Copy the entries below word for word, from the first line through the line containing "gelaende-value: 315,99 [855, 606, 860, 620]", inclusive.
-- start of Records provided --
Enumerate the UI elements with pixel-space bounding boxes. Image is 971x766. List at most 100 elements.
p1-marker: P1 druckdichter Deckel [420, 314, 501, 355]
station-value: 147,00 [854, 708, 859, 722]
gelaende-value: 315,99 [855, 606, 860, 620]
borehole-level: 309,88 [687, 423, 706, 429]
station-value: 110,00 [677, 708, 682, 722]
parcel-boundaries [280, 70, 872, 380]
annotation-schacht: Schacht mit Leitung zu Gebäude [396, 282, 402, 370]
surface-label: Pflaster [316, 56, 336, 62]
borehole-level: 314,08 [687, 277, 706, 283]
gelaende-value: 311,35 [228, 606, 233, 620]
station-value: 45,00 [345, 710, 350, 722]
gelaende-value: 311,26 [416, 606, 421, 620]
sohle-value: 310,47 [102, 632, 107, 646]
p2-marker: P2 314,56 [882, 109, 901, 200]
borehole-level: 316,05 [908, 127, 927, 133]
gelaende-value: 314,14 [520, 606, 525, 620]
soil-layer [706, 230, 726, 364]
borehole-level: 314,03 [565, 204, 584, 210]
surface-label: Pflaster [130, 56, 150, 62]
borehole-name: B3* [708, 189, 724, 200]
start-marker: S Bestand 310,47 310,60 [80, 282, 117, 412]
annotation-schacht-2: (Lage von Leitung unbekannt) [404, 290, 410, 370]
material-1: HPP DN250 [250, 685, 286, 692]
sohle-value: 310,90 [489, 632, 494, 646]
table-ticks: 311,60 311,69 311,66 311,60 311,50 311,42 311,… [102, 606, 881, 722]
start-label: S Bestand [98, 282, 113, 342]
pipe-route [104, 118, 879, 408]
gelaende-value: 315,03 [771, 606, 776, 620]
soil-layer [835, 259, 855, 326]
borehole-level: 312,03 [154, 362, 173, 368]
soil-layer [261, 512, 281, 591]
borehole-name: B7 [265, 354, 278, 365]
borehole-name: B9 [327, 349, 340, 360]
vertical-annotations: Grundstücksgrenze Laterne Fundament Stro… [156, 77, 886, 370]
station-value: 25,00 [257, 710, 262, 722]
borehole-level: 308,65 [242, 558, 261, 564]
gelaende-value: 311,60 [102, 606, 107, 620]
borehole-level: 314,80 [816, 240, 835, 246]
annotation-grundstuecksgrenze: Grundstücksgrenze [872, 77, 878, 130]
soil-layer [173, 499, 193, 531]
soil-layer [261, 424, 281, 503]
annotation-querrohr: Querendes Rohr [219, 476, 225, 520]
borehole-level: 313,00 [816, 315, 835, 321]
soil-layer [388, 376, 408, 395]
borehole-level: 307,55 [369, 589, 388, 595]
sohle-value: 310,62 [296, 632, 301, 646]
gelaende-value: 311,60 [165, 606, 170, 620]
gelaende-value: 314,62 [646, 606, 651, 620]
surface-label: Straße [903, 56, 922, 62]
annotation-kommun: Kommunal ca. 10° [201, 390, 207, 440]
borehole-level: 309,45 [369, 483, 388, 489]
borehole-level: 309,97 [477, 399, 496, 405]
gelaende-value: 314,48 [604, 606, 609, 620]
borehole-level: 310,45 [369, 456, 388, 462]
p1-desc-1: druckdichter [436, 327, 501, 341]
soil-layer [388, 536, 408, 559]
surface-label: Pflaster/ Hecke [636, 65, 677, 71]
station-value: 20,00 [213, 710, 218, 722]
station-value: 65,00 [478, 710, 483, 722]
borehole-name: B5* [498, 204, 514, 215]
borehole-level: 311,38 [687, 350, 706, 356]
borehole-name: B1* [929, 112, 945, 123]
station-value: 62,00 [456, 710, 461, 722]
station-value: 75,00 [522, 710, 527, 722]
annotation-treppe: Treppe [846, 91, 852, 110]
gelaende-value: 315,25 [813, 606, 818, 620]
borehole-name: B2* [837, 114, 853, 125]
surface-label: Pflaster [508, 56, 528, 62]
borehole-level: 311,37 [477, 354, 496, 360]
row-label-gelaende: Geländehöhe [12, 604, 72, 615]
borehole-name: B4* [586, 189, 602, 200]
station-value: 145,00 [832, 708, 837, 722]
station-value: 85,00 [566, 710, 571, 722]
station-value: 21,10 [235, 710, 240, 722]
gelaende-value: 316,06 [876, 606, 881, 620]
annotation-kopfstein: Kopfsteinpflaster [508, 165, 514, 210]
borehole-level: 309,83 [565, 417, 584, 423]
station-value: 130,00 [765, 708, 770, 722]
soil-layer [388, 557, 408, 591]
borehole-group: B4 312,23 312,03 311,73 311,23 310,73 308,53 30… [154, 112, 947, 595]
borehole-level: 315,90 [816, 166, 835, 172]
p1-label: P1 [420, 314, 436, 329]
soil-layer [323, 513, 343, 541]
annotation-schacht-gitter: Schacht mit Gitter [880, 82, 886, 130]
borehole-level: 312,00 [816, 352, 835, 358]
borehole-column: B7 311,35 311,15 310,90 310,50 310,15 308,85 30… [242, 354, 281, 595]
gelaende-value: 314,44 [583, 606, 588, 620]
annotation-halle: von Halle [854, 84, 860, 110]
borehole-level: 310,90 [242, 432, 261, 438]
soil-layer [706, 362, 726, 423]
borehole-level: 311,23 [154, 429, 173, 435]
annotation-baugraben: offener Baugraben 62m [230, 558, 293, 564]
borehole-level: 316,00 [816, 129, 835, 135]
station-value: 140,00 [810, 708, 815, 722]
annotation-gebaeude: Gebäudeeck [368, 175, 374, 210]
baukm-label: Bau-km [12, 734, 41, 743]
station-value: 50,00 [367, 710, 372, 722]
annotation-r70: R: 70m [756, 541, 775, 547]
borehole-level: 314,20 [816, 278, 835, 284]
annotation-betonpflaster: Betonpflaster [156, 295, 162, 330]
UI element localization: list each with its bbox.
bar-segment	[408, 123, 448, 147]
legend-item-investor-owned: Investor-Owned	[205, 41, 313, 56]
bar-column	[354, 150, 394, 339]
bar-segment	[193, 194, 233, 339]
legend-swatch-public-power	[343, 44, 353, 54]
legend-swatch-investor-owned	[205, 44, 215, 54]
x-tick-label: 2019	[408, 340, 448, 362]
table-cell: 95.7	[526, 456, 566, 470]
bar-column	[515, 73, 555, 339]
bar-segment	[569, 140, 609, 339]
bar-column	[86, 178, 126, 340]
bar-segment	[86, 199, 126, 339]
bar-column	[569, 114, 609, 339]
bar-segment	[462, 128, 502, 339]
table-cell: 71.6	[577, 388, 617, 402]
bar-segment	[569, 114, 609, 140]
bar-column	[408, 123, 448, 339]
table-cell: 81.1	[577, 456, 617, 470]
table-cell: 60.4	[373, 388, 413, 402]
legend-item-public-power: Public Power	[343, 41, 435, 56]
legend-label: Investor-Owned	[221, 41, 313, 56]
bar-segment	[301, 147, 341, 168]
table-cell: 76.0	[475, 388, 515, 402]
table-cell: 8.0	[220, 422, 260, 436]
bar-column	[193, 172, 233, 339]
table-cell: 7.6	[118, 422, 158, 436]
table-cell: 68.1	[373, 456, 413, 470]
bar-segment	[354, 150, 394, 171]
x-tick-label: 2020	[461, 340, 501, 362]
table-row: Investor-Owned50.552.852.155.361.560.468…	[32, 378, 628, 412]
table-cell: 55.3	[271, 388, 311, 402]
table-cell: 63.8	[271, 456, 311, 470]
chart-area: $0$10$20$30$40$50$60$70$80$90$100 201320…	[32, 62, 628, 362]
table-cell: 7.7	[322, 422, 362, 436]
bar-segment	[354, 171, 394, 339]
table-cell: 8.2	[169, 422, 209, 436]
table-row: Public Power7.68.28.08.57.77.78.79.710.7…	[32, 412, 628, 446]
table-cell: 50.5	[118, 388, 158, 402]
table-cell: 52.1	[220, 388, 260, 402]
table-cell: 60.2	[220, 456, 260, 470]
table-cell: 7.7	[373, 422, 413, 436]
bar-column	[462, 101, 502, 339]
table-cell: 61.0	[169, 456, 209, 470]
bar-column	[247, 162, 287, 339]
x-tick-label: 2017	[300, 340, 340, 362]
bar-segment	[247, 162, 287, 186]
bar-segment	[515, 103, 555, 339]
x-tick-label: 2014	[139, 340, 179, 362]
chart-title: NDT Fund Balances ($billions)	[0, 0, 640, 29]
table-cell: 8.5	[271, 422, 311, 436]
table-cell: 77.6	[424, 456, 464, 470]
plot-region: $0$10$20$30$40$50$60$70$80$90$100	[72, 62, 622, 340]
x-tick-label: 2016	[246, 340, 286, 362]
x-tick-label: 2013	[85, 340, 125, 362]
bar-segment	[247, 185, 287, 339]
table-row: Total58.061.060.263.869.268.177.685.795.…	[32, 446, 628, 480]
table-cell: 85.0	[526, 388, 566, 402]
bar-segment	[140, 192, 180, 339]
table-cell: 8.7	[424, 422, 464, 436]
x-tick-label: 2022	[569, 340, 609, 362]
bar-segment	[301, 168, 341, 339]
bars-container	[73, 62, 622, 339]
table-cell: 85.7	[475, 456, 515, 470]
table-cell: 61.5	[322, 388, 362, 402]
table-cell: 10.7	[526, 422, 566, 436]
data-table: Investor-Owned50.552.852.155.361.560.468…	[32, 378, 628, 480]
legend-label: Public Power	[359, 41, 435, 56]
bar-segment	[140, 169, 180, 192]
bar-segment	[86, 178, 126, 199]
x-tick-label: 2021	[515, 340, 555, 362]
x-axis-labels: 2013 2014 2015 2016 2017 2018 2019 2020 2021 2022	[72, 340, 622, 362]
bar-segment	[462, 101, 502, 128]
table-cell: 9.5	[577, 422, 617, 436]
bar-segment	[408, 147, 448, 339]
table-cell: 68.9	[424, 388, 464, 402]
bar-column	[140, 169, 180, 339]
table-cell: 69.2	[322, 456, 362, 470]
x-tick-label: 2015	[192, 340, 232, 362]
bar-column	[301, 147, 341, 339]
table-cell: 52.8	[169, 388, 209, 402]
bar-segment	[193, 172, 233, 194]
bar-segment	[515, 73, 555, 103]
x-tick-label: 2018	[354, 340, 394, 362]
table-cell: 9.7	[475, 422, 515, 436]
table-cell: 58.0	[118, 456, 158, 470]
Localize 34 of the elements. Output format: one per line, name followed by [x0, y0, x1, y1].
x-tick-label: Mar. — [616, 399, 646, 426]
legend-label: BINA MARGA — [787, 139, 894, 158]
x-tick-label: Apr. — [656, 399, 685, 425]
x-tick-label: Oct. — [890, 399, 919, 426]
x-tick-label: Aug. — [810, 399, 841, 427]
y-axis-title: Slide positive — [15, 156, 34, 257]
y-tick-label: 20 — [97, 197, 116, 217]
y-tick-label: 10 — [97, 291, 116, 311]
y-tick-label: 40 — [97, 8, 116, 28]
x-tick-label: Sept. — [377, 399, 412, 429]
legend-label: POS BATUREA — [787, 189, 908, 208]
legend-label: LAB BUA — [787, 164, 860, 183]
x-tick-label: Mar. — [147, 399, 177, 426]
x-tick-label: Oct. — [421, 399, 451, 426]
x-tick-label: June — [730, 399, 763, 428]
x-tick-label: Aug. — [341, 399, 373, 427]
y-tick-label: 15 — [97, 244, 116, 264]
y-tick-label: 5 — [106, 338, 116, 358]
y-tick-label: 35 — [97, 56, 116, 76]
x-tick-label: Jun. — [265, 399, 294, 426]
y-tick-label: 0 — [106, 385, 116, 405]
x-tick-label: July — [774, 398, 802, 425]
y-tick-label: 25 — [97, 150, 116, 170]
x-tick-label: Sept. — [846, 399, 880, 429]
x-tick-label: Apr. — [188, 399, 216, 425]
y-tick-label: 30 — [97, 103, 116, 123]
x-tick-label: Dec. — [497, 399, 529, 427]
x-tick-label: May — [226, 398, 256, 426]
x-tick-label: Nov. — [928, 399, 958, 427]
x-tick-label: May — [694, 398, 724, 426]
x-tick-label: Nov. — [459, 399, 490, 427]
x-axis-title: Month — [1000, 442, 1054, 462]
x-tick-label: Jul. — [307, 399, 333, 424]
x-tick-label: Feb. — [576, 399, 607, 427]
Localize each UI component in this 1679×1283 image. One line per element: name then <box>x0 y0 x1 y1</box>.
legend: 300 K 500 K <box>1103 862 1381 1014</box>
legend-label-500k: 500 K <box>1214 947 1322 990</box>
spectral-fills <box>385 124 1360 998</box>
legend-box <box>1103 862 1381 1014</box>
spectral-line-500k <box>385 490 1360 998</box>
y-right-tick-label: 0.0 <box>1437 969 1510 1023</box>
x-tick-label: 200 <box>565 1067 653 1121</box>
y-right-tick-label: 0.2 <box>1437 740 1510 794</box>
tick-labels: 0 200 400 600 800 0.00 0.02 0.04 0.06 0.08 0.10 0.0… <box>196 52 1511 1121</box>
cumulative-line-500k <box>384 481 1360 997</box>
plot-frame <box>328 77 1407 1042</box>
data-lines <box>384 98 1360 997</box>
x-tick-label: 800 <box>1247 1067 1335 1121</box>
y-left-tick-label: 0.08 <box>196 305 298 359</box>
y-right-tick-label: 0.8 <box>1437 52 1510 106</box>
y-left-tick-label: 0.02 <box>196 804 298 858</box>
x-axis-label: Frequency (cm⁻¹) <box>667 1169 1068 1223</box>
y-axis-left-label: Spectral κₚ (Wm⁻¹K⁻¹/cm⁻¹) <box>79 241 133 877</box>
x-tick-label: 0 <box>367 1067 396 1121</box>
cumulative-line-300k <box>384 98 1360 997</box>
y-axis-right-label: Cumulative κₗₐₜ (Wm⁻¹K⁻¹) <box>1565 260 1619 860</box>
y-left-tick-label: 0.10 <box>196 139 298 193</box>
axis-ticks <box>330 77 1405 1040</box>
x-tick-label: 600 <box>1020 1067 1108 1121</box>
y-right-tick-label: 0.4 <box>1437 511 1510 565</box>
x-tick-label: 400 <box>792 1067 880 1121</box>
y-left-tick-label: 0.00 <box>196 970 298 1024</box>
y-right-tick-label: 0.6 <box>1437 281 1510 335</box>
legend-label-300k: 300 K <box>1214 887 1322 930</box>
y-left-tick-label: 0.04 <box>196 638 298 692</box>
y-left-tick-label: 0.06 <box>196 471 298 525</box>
-- end of Records provided --
### [Solution for this problem]
Enumerate the UI elements with pixel-space bounding boxes. Image is 971x766. List at most 100 elements.
p1-marker: P1 druckdichter Deckel [420, 314, 501, 355]
station-value: 147,00 [854, 708, 859, 722]
gelaende-value: 315,99 [855, 606, 860, 620]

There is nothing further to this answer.